#### Exercise directions:
Among the entries below, find how many lines carry the word "売トレード損益" and state only that figure.

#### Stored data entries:
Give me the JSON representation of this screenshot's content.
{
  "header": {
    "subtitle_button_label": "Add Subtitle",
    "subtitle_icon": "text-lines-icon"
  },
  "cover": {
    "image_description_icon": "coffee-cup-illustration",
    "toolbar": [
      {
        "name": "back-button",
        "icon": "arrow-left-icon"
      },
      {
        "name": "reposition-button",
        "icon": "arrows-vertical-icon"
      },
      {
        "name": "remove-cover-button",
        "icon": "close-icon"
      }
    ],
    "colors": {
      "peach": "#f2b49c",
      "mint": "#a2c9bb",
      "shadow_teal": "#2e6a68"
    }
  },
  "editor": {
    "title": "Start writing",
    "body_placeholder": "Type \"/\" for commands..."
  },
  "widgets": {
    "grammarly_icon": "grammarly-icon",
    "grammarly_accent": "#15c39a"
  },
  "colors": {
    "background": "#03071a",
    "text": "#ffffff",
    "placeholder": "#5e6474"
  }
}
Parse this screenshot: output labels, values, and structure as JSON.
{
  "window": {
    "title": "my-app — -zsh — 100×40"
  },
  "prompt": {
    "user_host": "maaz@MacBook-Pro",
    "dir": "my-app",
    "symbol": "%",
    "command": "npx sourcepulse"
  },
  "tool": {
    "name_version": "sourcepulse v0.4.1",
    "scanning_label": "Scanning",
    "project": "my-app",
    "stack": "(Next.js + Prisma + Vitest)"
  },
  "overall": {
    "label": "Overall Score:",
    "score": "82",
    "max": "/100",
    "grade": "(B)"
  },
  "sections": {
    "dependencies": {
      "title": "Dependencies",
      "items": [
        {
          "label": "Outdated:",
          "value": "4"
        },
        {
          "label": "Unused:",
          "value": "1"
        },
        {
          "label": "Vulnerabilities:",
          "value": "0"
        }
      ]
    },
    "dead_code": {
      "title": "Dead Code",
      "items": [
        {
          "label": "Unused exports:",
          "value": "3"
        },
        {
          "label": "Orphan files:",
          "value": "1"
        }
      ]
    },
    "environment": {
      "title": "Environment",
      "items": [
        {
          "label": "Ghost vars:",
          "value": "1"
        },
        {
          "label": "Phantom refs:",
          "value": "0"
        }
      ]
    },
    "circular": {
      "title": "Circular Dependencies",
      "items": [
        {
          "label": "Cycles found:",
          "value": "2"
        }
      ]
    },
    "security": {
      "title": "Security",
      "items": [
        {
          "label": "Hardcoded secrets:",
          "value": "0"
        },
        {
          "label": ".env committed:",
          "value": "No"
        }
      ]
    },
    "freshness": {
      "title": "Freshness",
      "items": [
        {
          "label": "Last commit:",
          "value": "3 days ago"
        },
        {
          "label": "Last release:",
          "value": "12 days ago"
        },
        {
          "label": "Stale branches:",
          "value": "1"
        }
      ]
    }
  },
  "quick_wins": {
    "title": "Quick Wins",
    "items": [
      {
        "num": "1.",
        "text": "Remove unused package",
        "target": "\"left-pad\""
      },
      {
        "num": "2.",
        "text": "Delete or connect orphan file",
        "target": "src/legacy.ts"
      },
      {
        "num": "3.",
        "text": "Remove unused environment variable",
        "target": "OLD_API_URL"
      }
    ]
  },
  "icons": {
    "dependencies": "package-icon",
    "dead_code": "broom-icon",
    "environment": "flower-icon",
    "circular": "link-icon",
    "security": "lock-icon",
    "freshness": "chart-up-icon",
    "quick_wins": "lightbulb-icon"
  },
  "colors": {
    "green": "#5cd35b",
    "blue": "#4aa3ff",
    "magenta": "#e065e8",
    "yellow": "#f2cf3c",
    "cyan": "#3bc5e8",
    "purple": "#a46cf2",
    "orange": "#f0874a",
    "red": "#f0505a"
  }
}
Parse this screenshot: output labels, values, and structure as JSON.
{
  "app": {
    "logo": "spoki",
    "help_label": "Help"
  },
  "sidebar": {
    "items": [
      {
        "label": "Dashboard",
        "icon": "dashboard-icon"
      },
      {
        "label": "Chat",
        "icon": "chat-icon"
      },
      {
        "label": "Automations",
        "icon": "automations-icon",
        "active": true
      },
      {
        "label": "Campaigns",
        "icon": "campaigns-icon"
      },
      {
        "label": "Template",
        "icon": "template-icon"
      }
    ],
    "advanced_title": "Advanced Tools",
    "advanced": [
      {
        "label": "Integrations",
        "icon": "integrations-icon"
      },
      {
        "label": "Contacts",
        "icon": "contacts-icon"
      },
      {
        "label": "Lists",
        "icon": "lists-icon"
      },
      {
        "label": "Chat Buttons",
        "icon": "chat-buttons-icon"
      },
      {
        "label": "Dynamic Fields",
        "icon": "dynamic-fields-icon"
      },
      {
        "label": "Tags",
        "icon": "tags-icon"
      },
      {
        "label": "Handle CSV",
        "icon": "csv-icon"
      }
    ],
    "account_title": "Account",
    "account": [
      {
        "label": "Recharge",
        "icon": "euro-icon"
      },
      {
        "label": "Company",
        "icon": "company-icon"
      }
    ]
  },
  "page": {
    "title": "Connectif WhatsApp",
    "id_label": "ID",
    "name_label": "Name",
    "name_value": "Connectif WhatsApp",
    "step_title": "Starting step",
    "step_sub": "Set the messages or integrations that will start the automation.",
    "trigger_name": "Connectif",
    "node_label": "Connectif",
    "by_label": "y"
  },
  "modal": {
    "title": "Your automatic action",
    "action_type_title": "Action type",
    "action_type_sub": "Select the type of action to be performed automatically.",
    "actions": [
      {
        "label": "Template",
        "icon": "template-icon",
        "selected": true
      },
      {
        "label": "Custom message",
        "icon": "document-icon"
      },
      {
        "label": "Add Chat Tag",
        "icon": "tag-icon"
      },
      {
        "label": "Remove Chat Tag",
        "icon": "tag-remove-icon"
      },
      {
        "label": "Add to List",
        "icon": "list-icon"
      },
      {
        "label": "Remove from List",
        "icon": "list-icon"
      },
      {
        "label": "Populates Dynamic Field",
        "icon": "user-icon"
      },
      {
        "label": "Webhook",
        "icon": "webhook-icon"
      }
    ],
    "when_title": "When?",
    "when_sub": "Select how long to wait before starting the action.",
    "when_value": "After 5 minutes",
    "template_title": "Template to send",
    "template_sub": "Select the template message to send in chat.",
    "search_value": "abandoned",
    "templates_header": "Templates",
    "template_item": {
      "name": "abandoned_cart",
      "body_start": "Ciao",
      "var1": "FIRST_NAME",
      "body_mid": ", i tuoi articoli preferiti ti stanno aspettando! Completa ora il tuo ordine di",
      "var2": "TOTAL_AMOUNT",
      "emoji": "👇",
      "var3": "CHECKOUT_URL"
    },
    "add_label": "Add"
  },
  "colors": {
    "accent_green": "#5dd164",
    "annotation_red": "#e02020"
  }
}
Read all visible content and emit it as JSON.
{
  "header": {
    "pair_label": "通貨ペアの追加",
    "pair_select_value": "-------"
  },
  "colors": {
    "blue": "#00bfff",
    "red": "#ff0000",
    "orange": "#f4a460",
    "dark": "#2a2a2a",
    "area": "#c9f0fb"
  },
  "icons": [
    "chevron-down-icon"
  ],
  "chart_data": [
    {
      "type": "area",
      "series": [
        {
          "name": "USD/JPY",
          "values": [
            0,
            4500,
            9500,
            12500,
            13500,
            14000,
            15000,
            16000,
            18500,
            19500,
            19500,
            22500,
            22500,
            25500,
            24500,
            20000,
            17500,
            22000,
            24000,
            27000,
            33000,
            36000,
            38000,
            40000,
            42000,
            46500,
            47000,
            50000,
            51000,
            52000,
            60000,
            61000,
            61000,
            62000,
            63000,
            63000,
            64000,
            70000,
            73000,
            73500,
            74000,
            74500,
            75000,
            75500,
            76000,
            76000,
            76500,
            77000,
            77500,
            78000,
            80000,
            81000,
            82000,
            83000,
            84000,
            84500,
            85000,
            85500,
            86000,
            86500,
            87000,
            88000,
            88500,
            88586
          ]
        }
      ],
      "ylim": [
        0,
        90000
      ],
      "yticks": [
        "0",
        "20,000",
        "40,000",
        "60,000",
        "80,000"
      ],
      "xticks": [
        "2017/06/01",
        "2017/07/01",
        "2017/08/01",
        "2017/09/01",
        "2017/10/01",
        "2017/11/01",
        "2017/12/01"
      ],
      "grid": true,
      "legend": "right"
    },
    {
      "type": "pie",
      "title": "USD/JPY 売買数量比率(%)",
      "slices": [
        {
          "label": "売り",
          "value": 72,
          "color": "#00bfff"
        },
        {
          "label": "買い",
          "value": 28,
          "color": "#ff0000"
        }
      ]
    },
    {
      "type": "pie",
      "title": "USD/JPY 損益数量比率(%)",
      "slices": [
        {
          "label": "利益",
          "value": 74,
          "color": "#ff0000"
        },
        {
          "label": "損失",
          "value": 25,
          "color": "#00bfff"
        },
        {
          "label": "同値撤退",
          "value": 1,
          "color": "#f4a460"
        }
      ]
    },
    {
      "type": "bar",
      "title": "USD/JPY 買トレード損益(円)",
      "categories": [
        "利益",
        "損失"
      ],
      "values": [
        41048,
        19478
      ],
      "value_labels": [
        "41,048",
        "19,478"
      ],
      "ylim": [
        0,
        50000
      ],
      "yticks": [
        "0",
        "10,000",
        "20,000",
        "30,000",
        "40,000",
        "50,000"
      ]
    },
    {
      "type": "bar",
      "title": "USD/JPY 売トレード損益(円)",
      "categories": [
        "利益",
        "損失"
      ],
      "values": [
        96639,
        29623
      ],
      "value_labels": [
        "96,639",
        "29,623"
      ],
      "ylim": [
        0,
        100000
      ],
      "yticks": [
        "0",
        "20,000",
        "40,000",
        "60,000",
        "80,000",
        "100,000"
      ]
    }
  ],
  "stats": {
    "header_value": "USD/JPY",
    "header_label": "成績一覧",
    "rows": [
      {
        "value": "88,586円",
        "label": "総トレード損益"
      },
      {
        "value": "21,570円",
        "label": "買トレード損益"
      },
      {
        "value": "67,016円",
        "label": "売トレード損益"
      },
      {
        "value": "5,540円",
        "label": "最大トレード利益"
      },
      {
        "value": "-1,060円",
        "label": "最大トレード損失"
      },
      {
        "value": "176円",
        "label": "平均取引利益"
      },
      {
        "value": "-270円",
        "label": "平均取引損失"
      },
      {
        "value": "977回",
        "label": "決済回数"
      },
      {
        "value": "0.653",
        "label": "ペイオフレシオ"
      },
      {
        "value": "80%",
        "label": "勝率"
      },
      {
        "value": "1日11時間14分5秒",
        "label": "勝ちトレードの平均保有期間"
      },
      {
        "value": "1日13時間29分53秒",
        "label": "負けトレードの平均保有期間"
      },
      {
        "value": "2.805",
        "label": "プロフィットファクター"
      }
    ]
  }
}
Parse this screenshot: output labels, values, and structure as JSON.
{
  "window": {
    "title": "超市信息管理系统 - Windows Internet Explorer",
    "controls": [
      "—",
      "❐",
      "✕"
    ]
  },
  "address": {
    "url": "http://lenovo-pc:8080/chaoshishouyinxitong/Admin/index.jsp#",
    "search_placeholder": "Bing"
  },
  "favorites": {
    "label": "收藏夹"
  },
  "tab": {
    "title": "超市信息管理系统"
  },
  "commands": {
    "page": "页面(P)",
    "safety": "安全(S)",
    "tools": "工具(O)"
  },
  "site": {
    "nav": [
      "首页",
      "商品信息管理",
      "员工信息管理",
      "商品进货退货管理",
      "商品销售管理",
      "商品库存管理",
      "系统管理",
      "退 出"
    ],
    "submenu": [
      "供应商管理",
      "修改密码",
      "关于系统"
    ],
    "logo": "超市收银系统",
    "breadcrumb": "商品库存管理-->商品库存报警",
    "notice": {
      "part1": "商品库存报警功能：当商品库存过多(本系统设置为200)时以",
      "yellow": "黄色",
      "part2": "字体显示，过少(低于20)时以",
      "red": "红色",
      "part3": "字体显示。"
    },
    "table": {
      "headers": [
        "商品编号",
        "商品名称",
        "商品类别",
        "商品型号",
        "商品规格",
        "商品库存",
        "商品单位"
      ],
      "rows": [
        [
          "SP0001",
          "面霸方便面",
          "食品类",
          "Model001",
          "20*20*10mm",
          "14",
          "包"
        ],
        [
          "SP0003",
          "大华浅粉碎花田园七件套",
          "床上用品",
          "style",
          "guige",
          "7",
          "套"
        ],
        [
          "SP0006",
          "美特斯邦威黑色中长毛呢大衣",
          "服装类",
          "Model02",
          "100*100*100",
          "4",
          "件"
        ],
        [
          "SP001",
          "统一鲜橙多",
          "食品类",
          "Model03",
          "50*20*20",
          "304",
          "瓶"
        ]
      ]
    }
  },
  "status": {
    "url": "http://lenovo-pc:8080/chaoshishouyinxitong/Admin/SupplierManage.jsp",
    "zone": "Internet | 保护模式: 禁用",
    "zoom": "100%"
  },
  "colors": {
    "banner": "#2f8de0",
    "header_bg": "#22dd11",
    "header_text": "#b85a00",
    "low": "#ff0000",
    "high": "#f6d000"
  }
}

#### Correct result:
2